**WORK TO DO**
Copy out the material below verbatim, from the line with "List all visible" through the line with "- svg-text:1,087.4: 1,087.4: [934, 271, 972, 283]", including both of those lines. Leave out the pictures.

**RECORDS FOR THE TASK**
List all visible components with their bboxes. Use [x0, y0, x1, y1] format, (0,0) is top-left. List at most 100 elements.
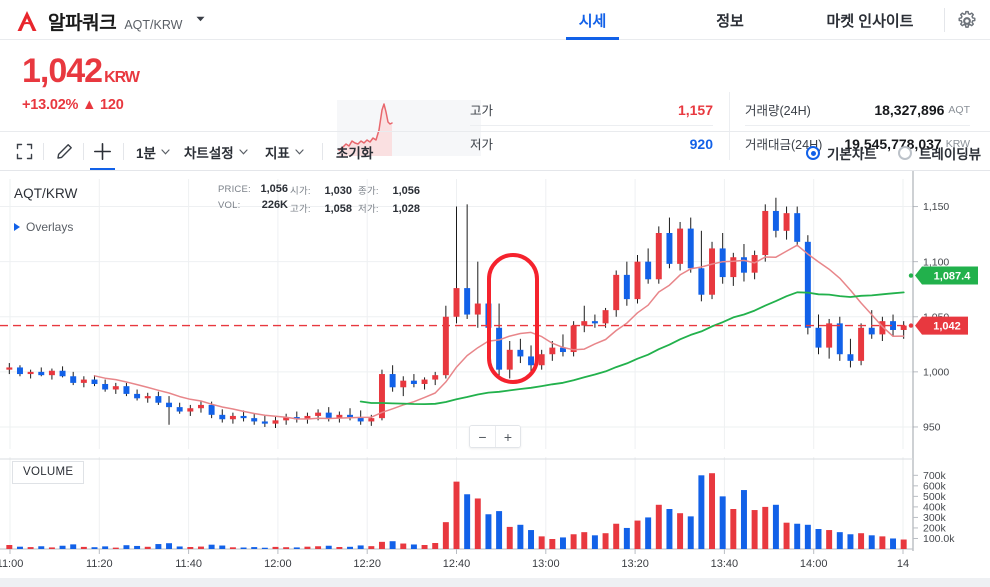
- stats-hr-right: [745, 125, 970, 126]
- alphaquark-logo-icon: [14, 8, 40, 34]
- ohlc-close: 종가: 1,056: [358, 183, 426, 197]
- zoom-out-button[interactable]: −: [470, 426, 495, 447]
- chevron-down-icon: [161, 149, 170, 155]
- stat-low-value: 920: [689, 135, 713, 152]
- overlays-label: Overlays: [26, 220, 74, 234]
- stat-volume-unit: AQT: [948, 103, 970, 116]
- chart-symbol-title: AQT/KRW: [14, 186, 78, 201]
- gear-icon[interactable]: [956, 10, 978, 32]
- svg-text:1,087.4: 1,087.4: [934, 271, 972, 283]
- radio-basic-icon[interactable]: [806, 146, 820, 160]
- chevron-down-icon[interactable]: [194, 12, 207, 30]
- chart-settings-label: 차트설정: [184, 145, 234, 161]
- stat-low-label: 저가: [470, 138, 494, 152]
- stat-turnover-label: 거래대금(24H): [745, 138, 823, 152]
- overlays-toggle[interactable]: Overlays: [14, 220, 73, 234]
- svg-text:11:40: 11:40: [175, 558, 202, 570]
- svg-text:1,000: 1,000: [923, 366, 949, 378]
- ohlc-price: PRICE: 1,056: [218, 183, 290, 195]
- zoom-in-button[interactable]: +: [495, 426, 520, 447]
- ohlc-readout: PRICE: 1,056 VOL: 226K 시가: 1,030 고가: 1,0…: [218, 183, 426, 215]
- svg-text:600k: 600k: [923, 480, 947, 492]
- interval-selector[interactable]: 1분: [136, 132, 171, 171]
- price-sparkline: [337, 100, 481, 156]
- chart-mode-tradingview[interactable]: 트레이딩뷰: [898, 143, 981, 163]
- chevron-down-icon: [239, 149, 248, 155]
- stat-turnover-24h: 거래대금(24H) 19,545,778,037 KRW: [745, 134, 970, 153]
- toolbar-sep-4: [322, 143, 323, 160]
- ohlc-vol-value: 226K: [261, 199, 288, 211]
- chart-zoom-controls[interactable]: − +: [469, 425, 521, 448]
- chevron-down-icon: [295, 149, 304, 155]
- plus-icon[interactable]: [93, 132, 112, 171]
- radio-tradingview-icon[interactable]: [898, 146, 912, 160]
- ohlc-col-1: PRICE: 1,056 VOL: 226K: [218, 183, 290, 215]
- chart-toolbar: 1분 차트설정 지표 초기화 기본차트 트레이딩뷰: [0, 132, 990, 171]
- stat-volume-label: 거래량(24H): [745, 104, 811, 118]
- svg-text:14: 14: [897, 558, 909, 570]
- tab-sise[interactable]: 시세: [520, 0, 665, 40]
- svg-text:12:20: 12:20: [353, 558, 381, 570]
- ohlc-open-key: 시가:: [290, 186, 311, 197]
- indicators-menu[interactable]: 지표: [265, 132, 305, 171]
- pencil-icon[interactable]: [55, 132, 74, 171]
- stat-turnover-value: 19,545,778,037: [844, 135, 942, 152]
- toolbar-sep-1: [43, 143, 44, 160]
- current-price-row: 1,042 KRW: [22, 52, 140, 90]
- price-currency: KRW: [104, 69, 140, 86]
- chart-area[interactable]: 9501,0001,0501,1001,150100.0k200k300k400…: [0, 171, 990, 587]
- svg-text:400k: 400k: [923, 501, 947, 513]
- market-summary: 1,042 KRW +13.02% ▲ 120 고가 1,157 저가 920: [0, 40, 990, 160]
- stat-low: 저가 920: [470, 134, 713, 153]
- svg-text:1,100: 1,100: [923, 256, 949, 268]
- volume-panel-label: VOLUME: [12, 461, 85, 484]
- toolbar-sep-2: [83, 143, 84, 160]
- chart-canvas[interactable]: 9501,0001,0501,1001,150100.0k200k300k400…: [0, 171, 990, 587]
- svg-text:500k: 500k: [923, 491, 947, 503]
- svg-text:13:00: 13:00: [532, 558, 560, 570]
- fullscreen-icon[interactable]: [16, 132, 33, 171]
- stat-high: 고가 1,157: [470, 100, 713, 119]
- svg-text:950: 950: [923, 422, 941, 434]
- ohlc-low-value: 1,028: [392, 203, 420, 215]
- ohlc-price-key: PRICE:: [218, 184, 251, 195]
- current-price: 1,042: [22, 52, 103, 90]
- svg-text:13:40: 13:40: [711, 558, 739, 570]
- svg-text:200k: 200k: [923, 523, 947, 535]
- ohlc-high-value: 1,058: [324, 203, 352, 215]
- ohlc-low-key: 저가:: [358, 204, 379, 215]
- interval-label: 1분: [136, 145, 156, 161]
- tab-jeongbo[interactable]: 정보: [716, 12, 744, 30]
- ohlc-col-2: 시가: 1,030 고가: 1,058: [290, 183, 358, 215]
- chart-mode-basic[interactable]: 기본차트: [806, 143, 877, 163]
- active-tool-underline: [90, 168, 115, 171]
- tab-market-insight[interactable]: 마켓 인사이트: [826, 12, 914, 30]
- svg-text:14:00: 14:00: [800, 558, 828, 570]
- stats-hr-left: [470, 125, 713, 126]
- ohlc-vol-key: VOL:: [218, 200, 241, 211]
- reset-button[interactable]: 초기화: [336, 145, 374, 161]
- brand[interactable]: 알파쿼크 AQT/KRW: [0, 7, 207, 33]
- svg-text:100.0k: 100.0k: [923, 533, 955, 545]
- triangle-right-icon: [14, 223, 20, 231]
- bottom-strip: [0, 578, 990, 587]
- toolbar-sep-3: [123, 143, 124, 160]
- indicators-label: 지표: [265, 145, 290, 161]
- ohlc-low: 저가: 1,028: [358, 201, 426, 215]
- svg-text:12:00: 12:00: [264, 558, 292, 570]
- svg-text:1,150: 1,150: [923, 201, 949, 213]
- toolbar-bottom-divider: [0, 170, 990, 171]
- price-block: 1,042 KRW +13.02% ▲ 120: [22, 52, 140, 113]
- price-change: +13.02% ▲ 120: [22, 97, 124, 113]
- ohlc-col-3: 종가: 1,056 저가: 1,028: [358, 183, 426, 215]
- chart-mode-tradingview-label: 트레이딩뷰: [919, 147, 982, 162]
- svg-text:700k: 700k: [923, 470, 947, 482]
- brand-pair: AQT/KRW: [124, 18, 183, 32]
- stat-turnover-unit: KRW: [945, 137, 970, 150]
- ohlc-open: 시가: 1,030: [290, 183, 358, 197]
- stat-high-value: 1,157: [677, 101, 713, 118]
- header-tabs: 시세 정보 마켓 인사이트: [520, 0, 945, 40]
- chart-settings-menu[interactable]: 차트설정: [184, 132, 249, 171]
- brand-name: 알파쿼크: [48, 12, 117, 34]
==
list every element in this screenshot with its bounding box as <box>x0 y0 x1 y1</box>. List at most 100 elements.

**TASK RESULT**
List all visible components with their bboxes. Use [x0, y0, x1, y1] format, (0,0) is top-left. List at most 100 elements.
- stats-hr-right: [745, 125, 970, 126]
- alphaquark-logo-icon: [14, 8, 40, 34]
- ohlc-close: 종가: 1,056: [358, 183, 426, 197]
- zoom-out-button[interactable]: −: [470, 426, 495, 447]
- chevron-down-icon: [161, 149, 170, 155]
- stat-low-value: 920: [689, 135, 713, 152]
- overlays-label: Overlays: [26, 220, 74, 234]
- stat-volume-unit: AQT: [948, 103, 970, 116]
- chart-symbol-title: AQT/KRW: [14, 186, 78, 201]
- gear-icon[interactable]: [956, 10, 978, 32]
- svg-text:1,087.4: 1,087.4: [934, 271, 972, 283]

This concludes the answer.